EXERCISE PROMPT
Copy out all the lines in the records that include the word "with".

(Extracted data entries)
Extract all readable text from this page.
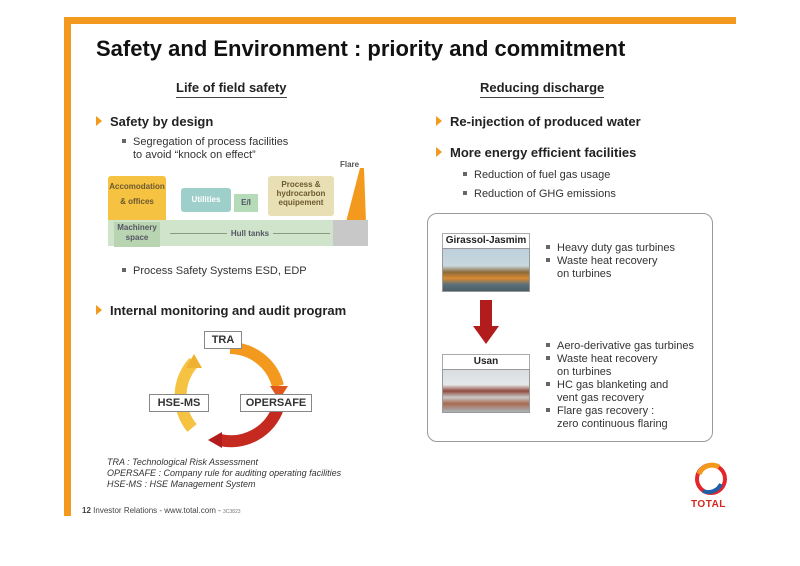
Safety and Environment : priority and commitment
Life of field safety
Safety by design
Segregation of process facilities
to avoid “knock on effect”
Accomodation
& offices	Utilities	E/I
Process &
hydrocarbon
equipement
Flare
Machinery
space	Hull tanks
Process Safety Systems ESD, EDP
Internal monitoring and audit program
TRA
HSE-MS	OPERSAFE
TRA : Technological Risk Assessment
OPERSAFE : Company rule for auditing operating facilities
HSE-MS : HSE Management System
Reducing discharge
Re-injection of produced water
More energy efficient facilities
Reduction of fuel gas usage
Reduction of GHG emissions
Girassol-Jasmim
Heavy duty gas turbines
Waste heat recovery
on turbines
Usan
Aero-derivative gas turbines
Waste heat recovery
on turbines
HC gas blanketing and
vent gas recovery
Flare gas recovery :
zero continuous flaring
12 Investor Relations - www.total.com - 3C3823
TOTAL
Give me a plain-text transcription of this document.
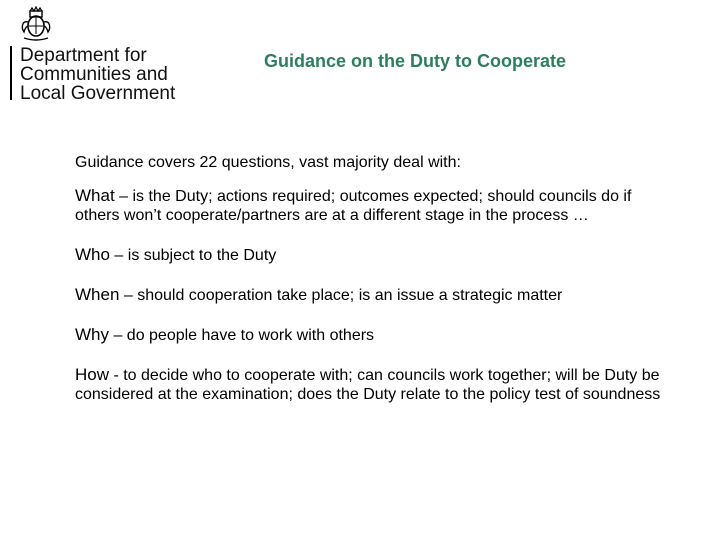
Department for
Communities and
Local Government
Guidance on the Duty to Cooperate
Guidance covers 22 questions, vast majority deal with:
What – is the Duty; actions required; outcomes expected; should councils do if others won’t cooperate/partners are at a different stage in the process …
Who – is subject to the Duty
When – should cooperation take place; is an issue a strategic matter
Why – do people have to work with others
How - to decide who to cooperate with; can councils work together; will be Duty be considered at the examination; does the Duty relate to the policy test of soundness
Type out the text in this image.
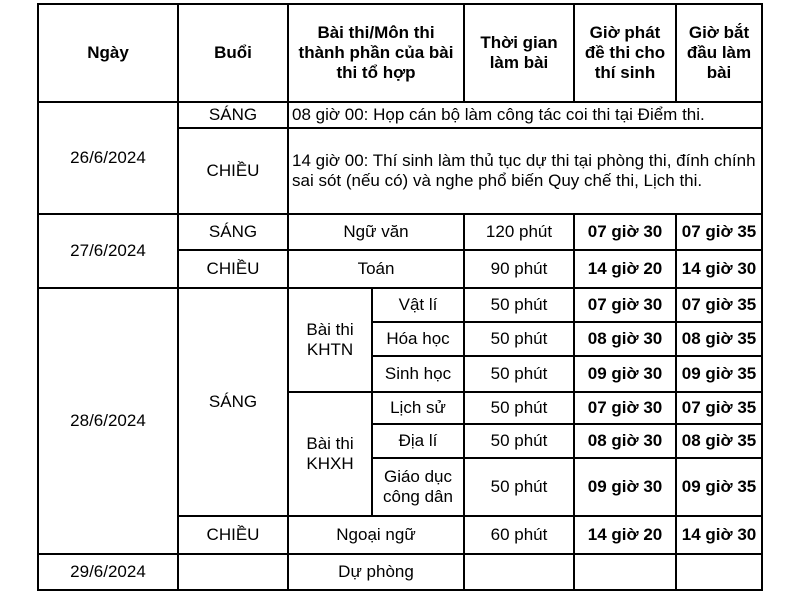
Ngày	Buổi	Bài thi/Môn thi thành phần của bài thi tổ hợp		Thời gian làm bài	Giờ phát đề thi cho thí sinh	Giờ bắt đầu làm bài
26/6/2024	SÁNG	08 giờ 00: Họp cán bộ làm công tác coi thi tại Điểm thi.				
	CHIỀU	14 giờ 00: Thí sinh làm thủ tục dự thi tại phòng thi, đính chính sai sót (nếu có) và nghe phổ biến Quy chế thi, Lịch thi.				
27/6/2024	SÁNG	Ngữ văn		120 phút	07 giờ 30	07 giờ 35
	CHIỀU	Toán		90 phút	14 giờ 20	14 giờ 30
28/6/2024	SÁNG	Bài thi KHTN	Vật lí	50 phút	07 giờ 30	07 giờ 35
			Hóa học	50 phút	08 giờ 30	08 giờ 35
			Sinh học	50 phút	09 giờ 30	09 giờ 35
		Bài thi KHXH	Lịch sử	50 phút	07 giờ 30	07 giờ 35
			Địa lí	50 phút	08 giờ 30	08 giờ 35
			Giáo dục công dân	50 phút	09 giờ 30	09 giờ 35
	CHIỀU	Ngoại ngữ		60 phút	14 giờ 20	14 giờ 30
29/6/2024		Dự phòng				
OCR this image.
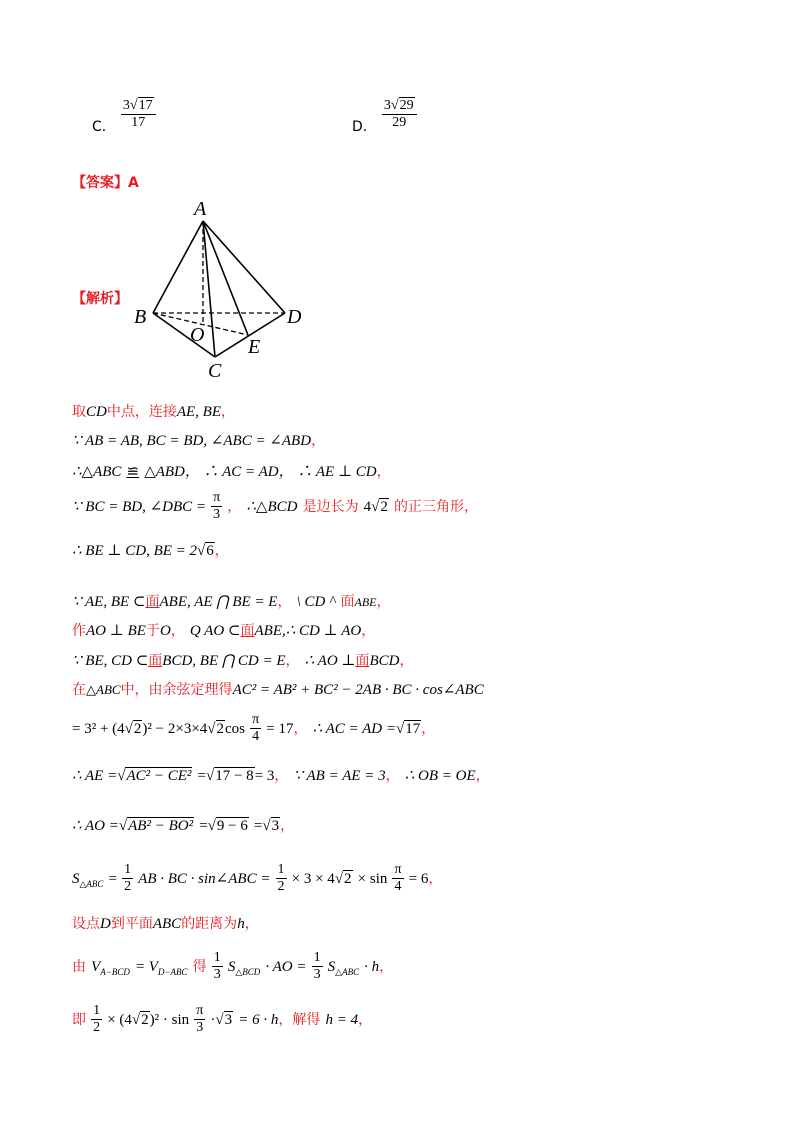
C． $\frac{3√17}{17}$	D． $\frac{3√29}{29}$
【答案】A
【解析】
A
B	D
O
E
C
取CD中点，连接AE, BE，
∵ AB = AB, BC = BD, ∠ABC = ∠ABD，
∴△ABC ≌ △ABD， ∴ AC = AD， ∴ AE ⊥ CD，
∵ BC = BD, ∠DBC = $\frac{\pi}{3}$ ， ∴△BCD 是边长为 4√2 的正三角形，
∴ BE ⊥ CD, BE = 2√6，
∵ AE, BE ⊂面ABE, AE ⋂ BE = E， \ CD ^ 面ABE，
作AO ⊥ BE于O， Q AO ⊂面ABE,∴ CD ⊥ AO，
∵ BE, CD ⊂面BCD, BE ⋂ CD = E， ∴ AO ⊥面BCD，
在△ABC中，由余弦定理得AC² = AB² + BC² − 2AB · BC · cos∠ABC
= $3^2 + (4√2)^2 - 2\times 3\times 4√2\cos \frac{\pi}{4} = 17$， ∴ AC = AD =√17，
∴ AE =√AC² − CE² =√17 − 8= 3， ∵ AB = AE = 3， ∴ OB = OE，
∴ AO =√AB² − BO² =√9 − 6 =√3，
$S_{\triangle ABC} = \frac{1}{2}$ AB · BC · sin∠ABC = $\frac{1}{2} \times 3 \times 4√2 \times \sin \frac{\pi}{4} = 6$，
设点D到平面ABC的距离为h，
由 $V_{A-BCD} = V_{D-ABC}$ 得 $\frac{1}{3} S_{\triangle BCD}$ · AO = $\frac{1}{3} S_{\triangle ABC} \cdot h$，
即 $\frac{1}{2} \times (4√2)^2 \cdot \sin \frac{\pi}{3} \cdot√3 = 6 \cdot h$，解得 h = 4，
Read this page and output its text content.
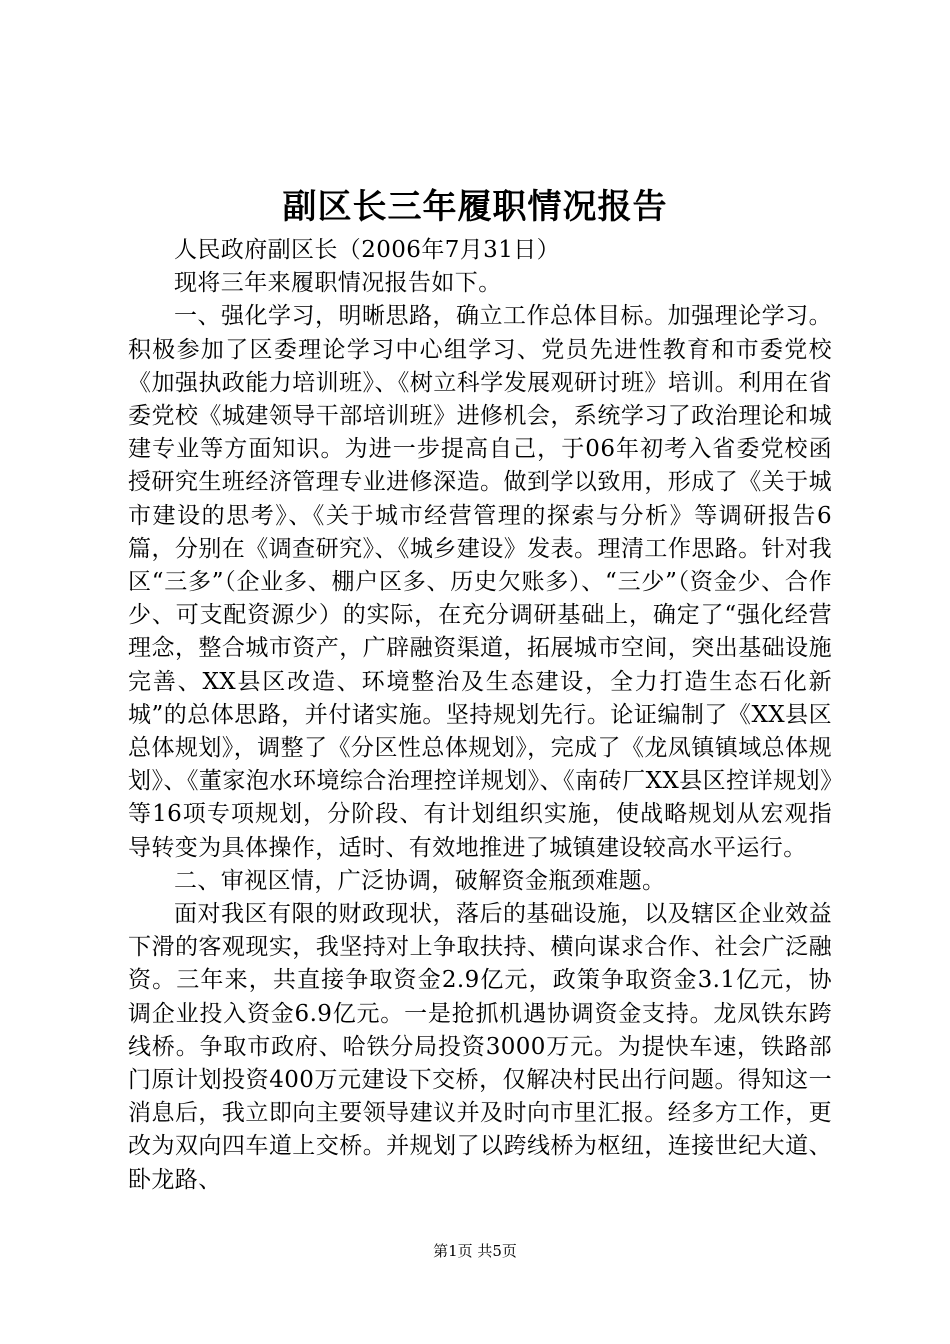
副区长三年履职情况报告

人民政府副区长（2006年7月31日）

现将三年来履职情况报告如下。

一、强化学习，明晰思路，确立工作总体目标。加强理论学习。积极参加了区委理论学习中心组学习、党员先进性教育和市委党校《加强执政能力培训班》、《树立科学发展观研讨班》培训。利用在省委党校《城建领导干部培训班》进修机会，系统学习了政治理论和城建专业等方面知识。为进一步提高自己，于06年初考入省委党校函授研究生班经济管理专业进修深造。做到学以致用，形成了《关于城市建设的思考》、《关于城市经营管理的探索与分析》等调研报告6篇，分别在《调查研究》、《城乡建设》发表。理清工作思路。针对我区“三多”（企业多、棚户区多、历史欠账多）、“三少”（资金少、合作少、可支配资源少）的实际，在充分调研基础上，确定了“强化经营理念，整合城市资产，广辟融资渠道，拓展城市空间，突出基础设施完善、XX县区改造、环境整治及生态建设，全力打造生态石化新城”的总体思路，并付诸实施。坚持规划先行。论证编制了《XX县区总体规划》，调整了《分区性总体规划》，完成了《龙凤镇镇域总体规划》、《董家泡水环境综合治理控详规划》、《南砖厂XX县区控详规划》等16项专项规划，分阶段、有计划组织实施，使战略规划从宏观指导转变为具体操作，适时、有效地推进了城镇建设较高水平运行。

二、审视区情，广泛协调，破解资金瓶颈难题。

面对我区有限的财政现状，落后的基础设施，以及辖区企业效益下滑的客观现实，我坚持对上争取扶持、横向谋求合作、社会广泛融资。三年来，共直接争取资金2.9亿元，政策争取资金3.1亿元，协调企业投入资金6.9亿元。一是抢抓机遇协调资金支持。龙凤铁东跨线桥。争取市政府、哈铁分局投资3000万元。为提快车速，铁路部门原计划投资400万元建设下交桥，仅解决村民出行问题。得知这一消息后，我立即向主要领导建议并及时向市里汇报。经多方工作，更改为双向四车道上交桥。并规划了以跨线桥为枢纽，连接世纪大道、卧龙路、

第1页 共5页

SOLVED PROBLEM
Guidance covers 22 questions, vast majority deal with:
Why – do people have to work with others
How - to decide who to cooperate with; can councils work together; will be Duty be considered at the examination; does the Duty relate to the policy test of soundness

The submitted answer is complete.